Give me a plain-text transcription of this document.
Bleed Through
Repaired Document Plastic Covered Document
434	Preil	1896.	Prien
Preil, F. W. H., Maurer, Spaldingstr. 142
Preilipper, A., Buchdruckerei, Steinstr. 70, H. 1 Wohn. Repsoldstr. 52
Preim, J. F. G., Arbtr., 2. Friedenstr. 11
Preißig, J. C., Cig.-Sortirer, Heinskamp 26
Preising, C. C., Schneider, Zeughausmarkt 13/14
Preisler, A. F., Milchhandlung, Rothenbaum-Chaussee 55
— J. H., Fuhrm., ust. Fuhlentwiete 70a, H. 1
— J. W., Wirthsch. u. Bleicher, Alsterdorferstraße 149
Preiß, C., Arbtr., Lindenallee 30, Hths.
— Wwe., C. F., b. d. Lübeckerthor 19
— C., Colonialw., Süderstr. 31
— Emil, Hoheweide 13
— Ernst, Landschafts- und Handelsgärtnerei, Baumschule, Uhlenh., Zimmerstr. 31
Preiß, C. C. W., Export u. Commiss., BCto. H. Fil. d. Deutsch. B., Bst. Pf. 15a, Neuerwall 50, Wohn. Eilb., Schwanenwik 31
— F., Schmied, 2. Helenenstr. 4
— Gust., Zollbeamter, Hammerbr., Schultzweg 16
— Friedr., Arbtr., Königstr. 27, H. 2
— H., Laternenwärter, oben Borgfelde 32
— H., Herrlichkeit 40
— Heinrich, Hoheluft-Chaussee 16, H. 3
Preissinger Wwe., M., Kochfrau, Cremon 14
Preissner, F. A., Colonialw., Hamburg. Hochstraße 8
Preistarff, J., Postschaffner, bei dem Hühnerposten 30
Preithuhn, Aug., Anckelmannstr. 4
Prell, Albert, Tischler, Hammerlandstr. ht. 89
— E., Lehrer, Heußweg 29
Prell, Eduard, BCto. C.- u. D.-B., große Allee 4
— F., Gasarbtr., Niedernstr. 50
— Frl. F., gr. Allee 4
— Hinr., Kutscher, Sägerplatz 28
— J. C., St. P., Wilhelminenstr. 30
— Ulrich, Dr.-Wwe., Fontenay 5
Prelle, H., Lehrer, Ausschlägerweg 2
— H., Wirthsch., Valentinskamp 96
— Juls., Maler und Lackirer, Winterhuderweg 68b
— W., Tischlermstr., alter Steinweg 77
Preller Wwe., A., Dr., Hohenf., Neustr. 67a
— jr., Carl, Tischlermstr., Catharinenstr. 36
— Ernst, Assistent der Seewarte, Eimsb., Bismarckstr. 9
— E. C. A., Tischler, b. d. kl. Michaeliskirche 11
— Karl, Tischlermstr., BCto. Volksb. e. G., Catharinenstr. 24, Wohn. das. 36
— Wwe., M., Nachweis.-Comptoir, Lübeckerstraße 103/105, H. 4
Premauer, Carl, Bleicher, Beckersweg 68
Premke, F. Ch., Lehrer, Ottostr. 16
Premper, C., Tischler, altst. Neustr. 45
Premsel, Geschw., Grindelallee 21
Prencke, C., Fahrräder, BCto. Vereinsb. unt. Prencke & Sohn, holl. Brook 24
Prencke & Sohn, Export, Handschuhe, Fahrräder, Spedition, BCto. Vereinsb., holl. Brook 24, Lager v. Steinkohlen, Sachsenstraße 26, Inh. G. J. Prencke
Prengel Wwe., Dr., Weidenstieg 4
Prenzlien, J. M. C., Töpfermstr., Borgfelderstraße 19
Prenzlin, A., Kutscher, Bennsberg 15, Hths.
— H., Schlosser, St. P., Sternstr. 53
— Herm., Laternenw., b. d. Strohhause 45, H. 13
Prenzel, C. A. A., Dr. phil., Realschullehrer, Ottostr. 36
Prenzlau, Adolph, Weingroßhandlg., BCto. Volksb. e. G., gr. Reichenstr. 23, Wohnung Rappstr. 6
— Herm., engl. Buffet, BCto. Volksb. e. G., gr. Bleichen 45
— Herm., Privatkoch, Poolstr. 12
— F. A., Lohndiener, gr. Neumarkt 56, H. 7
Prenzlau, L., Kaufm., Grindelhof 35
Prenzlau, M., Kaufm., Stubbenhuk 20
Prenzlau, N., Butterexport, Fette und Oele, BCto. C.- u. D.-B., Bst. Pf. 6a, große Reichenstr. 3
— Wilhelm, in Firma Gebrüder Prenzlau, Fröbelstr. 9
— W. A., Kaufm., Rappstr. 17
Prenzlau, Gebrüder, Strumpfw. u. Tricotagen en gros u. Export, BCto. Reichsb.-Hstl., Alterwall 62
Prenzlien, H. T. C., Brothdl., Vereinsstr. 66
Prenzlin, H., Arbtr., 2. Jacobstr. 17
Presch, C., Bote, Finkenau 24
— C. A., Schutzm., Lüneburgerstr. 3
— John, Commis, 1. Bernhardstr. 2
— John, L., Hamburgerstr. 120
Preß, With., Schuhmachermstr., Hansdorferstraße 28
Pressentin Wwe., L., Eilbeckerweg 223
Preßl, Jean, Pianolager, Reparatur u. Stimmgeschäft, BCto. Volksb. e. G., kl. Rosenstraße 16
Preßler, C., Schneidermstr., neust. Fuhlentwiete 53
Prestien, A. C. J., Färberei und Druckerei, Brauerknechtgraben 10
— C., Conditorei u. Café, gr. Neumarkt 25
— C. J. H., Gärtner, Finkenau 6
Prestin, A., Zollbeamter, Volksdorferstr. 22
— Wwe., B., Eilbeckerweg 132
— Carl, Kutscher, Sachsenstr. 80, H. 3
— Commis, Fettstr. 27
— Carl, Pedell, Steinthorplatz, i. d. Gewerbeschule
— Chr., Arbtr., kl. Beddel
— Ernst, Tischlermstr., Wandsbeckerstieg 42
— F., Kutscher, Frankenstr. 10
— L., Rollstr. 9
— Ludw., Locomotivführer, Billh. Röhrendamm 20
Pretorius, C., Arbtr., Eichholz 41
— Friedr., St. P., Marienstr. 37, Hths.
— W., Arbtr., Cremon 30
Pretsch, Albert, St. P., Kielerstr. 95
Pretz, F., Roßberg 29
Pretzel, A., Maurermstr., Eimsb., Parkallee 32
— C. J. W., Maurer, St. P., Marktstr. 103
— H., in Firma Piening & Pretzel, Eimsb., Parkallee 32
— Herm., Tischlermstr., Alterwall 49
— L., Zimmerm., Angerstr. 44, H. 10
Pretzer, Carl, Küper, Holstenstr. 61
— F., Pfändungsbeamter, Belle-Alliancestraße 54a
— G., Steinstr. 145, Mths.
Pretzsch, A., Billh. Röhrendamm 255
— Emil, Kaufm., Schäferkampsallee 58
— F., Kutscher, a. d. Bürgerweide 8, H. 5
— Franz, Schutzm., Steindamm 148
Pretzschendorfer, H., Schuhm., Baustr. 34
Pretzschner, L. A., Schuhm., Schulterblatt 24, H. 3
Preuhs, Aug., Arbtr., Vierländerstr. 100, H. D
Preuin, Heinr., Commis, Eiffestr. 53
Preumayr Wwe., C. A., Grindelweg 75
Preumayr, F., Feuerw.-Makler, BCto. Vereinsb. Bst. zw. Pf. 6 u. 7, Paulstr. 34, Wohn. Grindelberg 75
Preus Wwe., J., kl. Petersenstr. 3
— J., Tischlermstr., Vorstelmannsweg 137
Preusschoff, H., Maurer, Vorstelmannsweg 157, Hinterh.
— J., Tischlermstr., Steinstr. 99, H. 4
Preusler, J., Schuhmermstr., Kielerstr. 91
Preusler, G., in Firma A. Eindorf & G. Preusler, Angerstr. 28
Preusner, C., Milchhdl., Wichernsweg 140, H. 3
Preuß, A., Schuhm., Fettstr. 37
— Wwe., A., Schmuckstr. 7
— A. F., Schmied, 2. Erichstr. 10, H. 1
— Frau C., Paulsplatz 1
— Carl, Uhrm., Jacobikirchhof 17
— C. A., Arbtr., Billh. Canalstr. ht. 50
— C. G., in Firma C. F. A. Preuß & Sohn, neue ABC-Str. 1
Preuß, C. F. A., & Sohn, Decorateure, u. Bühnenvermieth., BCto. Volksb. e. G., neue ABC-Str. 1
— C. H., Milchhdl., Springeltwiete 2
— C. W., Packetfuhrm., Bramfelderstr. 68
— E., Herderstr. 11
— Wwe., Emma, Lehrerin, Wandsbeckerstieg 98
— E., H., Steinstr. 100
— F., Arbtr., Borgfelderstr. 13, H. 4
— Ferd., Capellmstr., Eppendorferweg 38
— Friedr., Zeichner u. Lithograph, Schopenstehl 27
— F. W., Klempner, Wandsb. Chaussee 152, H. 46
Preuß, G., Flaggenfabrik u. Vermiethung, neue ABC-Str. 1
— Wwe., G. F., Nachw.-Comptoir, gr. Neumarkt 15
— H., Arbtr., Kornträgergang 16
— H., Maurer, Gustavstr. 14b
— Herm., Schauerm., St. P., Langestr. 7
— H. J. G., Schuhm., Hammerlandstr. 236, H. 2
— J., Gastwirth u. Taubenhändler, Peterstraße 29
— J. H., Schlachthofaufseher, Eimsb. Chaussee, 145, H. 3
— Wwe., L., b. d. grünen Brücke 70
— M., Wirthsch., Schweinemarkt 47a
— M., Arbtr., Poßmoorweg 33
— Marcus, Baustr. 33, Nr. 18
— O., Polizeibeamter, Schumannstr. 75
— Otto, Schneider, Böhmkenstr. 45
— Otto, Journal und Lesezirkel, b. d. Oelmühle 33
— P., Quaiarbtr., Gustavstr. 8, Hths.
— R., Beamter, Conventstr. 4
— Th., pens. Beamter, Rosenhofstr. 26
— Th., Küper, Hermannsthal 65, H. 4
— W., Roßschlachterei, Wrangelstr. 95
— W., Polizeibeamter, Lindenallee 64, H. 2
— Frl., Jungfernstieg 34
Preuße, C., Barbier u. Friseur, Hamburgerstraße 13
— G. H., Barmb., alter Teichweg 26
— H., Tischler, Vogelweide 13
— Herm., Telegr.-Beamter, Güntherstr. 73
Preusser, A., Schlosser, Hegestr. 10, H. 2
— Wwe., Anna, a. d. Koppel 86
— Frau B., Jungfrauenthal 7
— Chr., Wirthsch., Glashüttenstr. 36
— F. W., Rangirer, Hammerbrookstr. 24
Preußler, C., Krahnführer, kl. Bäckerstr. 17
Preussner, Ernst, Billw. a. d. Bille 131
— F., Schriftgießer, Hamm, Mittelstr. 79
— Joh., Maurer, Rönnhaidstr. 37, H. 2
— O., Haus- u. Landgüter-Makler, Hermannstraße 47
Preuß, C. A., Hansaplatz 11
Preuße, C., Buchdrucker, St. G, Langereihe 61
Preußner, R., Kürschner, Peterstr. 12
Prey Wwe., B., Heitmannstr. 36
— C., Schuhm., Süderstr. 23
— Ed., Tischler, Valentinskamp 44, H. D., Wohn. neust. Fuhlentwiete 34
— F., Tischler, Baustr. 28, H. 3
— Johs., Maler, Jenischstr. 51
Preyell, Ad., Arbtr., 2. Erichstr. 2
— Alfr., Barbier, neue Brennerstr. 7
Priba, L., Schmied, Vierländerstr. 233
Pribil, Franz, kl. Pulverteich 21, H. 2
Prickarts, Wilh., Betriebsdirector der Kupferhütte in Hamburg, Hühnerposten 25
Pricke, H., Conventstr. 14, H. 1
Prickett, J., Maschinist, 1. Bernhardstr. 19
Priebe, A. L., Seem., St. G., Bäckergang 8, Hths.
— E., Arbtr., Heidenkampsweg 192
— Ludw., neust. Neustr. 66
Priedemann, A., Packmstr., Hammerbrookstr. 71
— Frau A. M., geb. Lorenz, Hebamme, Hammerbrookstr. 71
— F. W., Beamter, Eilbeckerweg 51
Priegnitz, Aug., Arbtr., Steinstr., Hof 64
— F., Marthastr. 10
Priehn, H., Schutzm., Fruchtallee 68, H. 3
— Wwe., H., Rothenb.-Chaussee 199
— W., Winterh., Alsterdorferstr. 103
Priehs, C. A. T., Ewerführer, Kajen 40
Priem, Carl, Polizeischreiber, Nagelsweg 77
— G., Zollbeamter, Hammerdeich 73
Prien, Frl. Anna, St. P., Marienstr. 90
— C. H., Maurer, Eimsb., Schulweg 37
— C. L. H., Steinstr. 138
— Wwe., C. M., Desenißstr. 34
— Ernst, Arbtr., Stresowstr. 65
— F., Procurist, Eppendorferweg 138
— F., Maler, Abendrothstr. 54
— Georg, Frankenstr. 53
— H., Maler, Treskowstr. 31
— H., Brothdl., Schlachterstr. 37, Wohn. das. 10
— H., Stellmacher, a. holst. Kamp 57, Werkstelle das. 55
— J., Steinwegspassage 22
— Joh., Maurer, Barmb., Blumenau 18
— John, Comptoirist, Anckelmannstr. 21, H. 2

★ ★ ★ ★

Task:
Write out every line of the entries that holds the word "Eimsb".

Solved problem:
— Ernst, Assistent der Seewarte, Eimsb., Bismarckstr. 9
Pretzel, A., Maurermstr., Eimsb., Parkallee 32
— H., in Firma Piening & Pretzel, Eimsb., Parkallee 32
— J. H., Schlachthofaufseher, Eimsb. Chaussee, 145, H. 3
— C. H., Maurer, Eimsb., Schulweg 37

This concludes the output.